[Extracted records]

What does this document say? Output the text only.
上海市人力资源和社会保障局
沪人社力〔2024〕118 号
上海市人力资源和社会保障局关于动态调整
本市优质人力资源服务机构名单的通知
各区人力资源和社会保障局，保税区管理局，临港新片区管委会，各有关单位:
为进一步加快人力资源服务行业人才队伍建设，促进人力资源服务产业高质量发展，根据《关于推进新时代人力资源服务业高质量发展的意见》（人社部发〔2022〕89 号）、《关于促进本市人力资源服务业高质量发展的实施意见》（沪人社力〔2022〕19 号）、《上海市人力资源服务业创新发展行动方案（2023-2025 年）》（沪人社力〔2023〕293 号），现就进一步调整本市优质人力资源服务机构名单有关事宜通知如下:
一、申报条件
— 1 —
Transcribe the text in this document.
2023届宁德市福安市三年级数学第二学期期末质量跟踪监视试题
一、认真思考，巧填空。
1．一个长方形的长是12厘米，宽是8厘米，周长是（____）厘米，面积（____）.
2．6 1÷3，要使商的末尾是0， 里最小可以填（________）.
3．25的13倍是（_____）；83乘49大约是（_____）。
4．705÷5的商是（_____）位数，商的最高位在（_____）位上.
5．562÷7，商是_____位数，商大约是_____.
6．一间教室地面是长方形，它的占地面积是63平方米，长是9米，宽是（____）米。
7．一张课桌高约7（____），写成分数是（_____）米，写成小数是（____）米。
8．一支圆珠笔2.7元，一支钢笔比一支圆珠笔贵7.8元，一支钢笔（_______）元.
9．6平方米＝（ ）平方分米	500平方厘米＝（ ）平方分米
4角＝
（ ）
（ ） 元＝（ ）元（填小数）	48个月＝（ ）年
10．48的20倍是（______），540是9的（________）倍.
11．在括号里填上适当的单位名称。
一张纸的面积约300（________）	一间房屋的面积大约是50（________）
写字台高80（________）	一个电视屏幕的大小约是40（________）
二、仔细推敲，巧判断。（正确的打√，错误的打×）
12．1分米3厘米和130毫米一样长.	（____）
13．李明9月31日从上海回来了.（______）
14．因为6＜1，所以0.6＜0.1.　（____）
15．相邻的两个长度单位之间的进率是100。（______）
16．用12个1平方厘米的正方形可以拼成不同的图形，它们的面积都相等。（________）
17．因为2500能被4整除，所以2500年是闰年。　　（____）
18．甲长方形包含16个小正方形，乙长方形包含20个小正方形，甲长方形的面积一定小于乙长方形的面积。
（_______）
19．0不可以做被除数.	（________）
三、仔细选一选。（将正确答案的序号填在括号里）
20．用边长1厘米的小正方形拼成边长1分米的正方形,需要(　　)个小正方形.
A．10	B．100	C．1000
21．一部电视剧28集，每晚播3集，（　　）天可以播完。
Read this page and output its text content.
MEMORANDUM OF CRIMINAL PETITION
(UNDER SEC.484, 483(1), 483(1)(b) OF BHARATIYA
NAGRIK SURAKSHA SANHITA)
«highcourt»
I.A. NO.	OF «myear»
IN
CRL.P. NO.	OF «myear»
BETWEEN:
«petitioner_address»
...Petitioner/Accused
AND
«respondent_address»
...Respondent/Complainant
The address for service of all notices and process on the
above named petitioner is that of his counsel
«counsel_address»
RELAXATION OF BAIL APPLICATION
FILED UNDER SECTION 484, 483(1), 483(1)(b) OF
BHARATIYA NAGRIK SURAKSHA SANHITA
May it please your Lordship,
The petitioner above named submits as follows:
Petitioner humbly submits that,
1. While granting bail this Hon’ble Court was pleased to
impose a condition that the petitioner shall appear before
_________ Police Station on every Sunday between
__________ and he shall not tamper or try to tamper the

What you need to do:
Gather each line of the listing containing the word "above" and show it.

Full response:
above named petitioner is that of his counsel
The petitioner above named submits as follows:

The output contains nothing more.